[AIM OF THE TASK]
Copy out each line of the data holding "DHCP".

[ENTRIES SHOWN]
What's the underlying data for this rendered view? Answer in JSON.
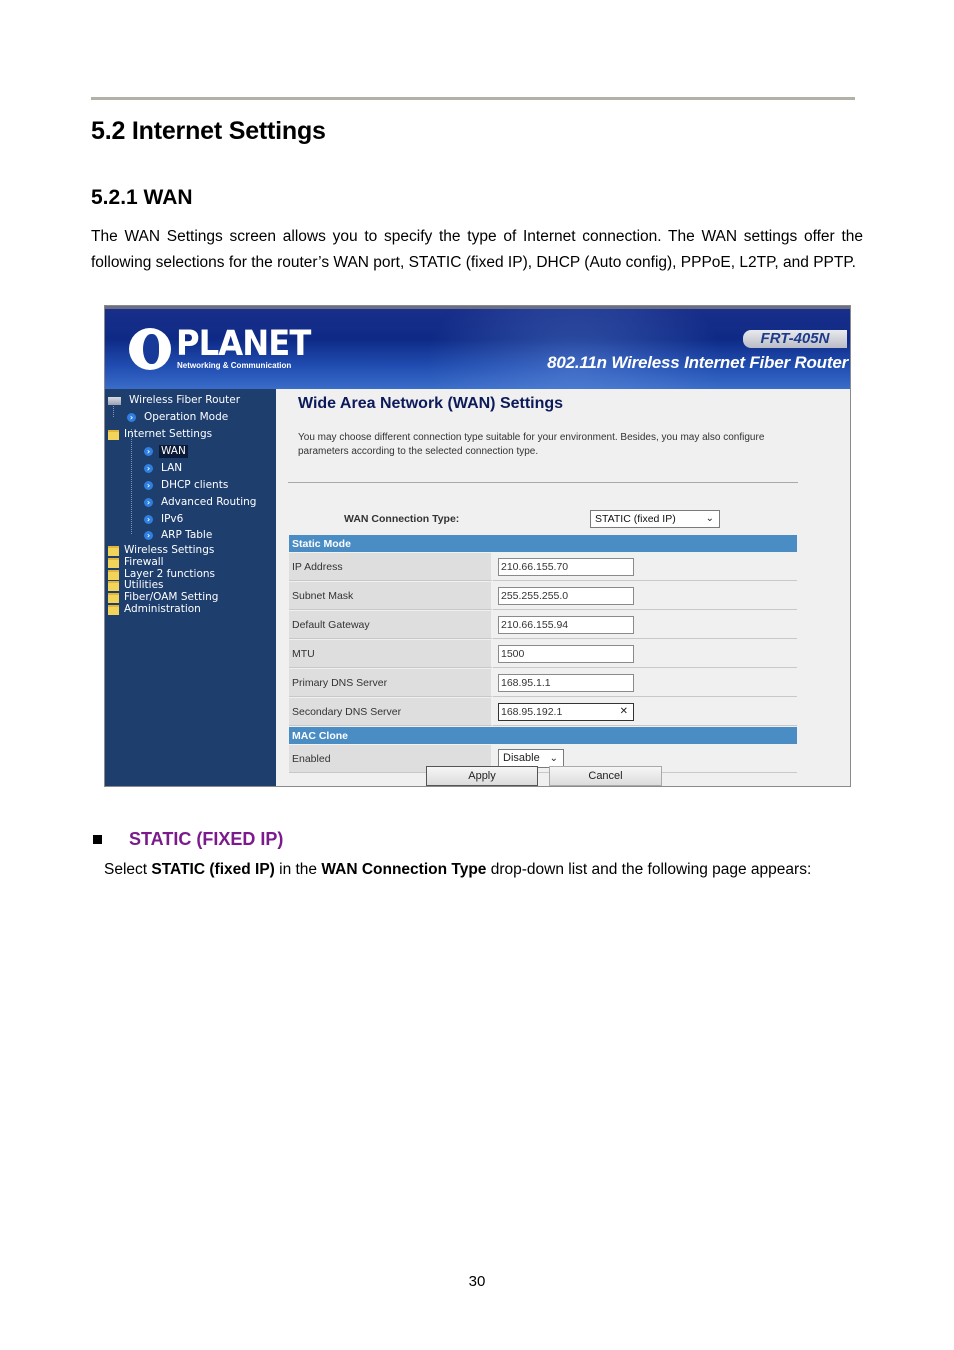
{
  "document": {
    "section_title": "5.2 Internet Settings",
    "subsection_title": "5.2.1 WAN",
    "intro": "The WAN Settings screen allows you to specify the type of Internet connection. The WAN settings offer the following selections for the router’s WAN port, STATIC (fixed IP), DHCP (Auto config), PPPoE, L2TP, and PPTP.",
    "bullet_heading": "STATIC (FIXED IP)",
    "instruction": {
      "pre": "Select ",
      "bold1": "STATIC (fixed IP)",
      "mid": " in the ",
      "bold2": "WAN Connection Type",
      "post": " drop-down list and the following page appears:"
    },
    "page_number": "30"
  },
  "router": {
    "brand": "PLANET",
    "brand_tagline": "Networking & Communication",
    "model": "FRT-405N",
    "product_name": "802.11n Wireless Internet Fiber Router",
    "sidebar": {
      "root": "Wireless Fiber Router",
      "items": [
        {
          "label": "Operation Mode",
          "type": "page"
        },
        {
          "label": "Internet Settings",
          "type": "folder-open"
        },
        {
          "label": "WAN",
          "type": "page",
          "active": true
        },
        {
          "label": "LAN",
          "type": "page"
        },
        {
          "label": "DHCP clients",
          "type": "page"
        },
        {
          "label": "Advanced Routing",
          "type": "page"
        },
        {
          "label": "IPv6",
          "type": "page"
        },
        {
          "label": "ARP Table",
          "type": "page"
        },
        {
          "label": "Wireless Settings",
          "type": "folder"
        },
        {
          "label": "Firewall",
          "type": "folder"
        },
        {
          "label": "Layer 2 functions",
          "type": "folder"
        },
        {
          "label": "Utilities",
          "type": "folder"
        },
        {
          "label": "Fiber/OAM Setting",
          "type": "folder"
        },
        {
          "label": "Administration",
          "type": "folder"
        }
      ]
    },
    "content": {
      "title": "Wide Area Network (WAN) Settings",
      "description": "You may choose different connection type suitable for your environment. Besides, you may also configure parameters according to the selected connection type.",
      "connection_type_label": "WAN Connection Type:",
      "connection_type_value": "STATIC (fixed IP)",
      "static_section": "Static Mode",
      "fields": [
        {
          "label": "IP Address",
          "value": "210.66.155.70"
        },
        {
          "label": "Subnet Mask",
          "value": "255.255.255.0"
        },
        {
          "label": "Default Gateway",
          "value": "210.66.155.94"
        },
        {
          "label": "MTU",
          "value": "1500"
        },
        {
          "label": "Primary DNS Server",
          "value": "168.95.1.1"
        },
        {
          "label": "Secondary DNS Server",
          "value": "168.95.192.1"
        }
      ],
      "mac_section": "MAC Clone",
      "mac_enabled_label": "Enabled",
      "mac_enabled_value": "Disable",
      "apply_label": "Apply",
      "cancel_label": "Cancel"
    },
    "colors": {
      "sidebar_bg": "#1e3e6e",
      "section_header": "#4a8cc4",
      "title_color": "#0d1a5a",
      "bullet_heading": "#7b1a8c"
    }
  }
}
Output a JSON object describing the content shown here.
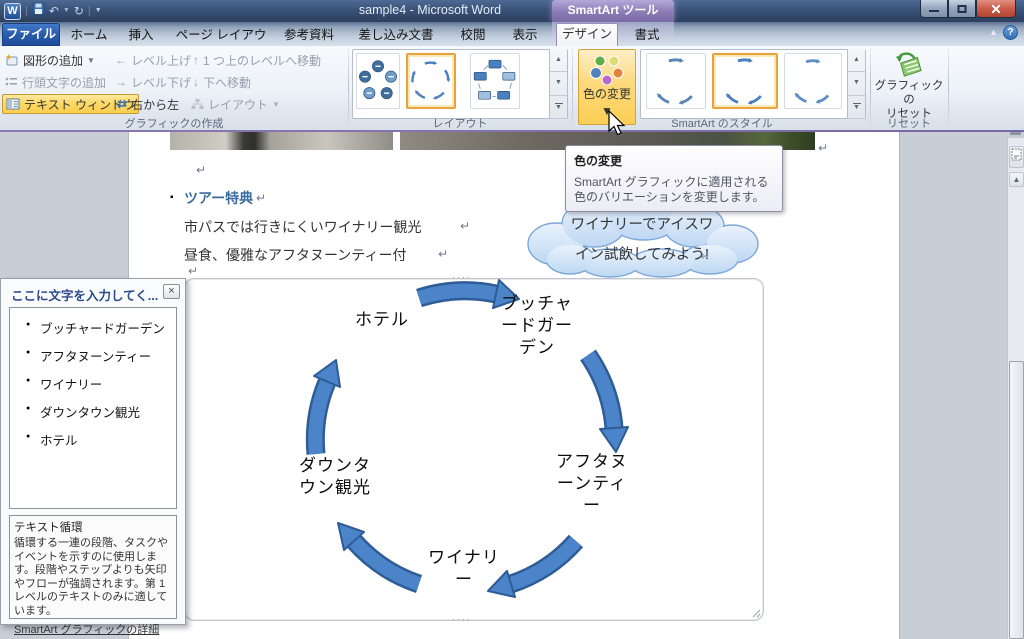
{
  "window": {
    "title": "sample4  -  Microsoft Word",
    "contextual_group": "SmartArt ツール"
  },
  "tabs": {
    "file": "ファイル",
    "main": [
      "ホーム",
      "挿入",
      "ページ レイアウト",
      "参考資料",
      "差し込み文書",
      "校閲",
      "表示"
    ],
    "contextual": [
      "デザイン",
      "書式"
    ]
  },
  "ribbon": {
    "create_graphic": {
      "add_shape": "図形の追加",
      "add_bullet": "行頭文字の追加",
      "text_pane": "テキスト ウィンドウ",
      "promote": "レベル上げ",
      "demote": "レベル下げ",
      "right_to_left": "右から左",
      "move_up": "1 つ上のレベルへ移動",
      "move_down": "下へ移動",
      "layout": "レイアウト",
      "group_label": "グラフィックの作成"
    },
    "layout_gallery": {
      "group_label": "レイアウト"
    },
    "styles": {
      "change_colors_label": "色の変更",
      "group_label": "SmartArt のスタイル"
    },
    "reset": {
      "button_label": "グラフィックの\nリセット",
      "group_label": "リセット"
    }
  },
  "icons": {
    "caret_down": "▼",
    "scroll_up": "▲",
    "scroll_down": "▼",
    "arrow_left": "←",
    "arrow_right": "→",
    "arrow_up": "↑",
    "arrow_down": "↓",
    "swap": "⇄",
    "help": "?",
    "bullet_dot": "●",
    "undo": "↶",
    "redo": "↻"
  },
  "tooltip": {
    "title": "色の変更",
    "body": "SmartArt グラフィックに適用される\n色のバリエーションを変更します。"
  },
  "document": {
    "pilcrow": "↵",
    "heading_bullet": "▪",
    "heading": "ツアー特典",
    "body_lines": [
      "市パスでは行きにくいワイナリー観光",
      "昼食、優雅なアフタヌーンティー付"
    ],
    "callout": "ワイナリーでアイスワ\nイン試飲してみよう!"
  },
  "text_pane": {
    "title": "ここに文字を入力してく...",
    "items": [
      "ブッチャードガーデン",
      "アフタヌーンティー",
      "ワイナリー",
      "ダウンタウン観光",
      "ホテル"
    ],
    "info_title": "テキスト循環",
    "info_body": "循環する一連の段階、タスクやイベントを示すのに使用します。段階やステップよりも矢印やフローが強調されます。第 1 レベルのテキストのみに適しています。",
    "info_link": "SmartArt グラフィックの詳細"
  },
  "diagram": {
    "nodes": [
      "ホテル",
      "ブッチャ\nードガー\nデン",
      "アフタヌ\nーンティ\nー",
      "ワイナリ\nー",
      "ダウンタ\nウン観光"
    ]
  }
}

[WORKED SOLUTION]
    "intro": "The WAN Settings screen allows you to specify the type of Internet connection. The WAN settings offer the following selections for the router’s WAN port, STATIC (fixed IP), DHCP (Auto config), PPPoE, L2TP, and PPTP.",
          "label": "DHCP clients",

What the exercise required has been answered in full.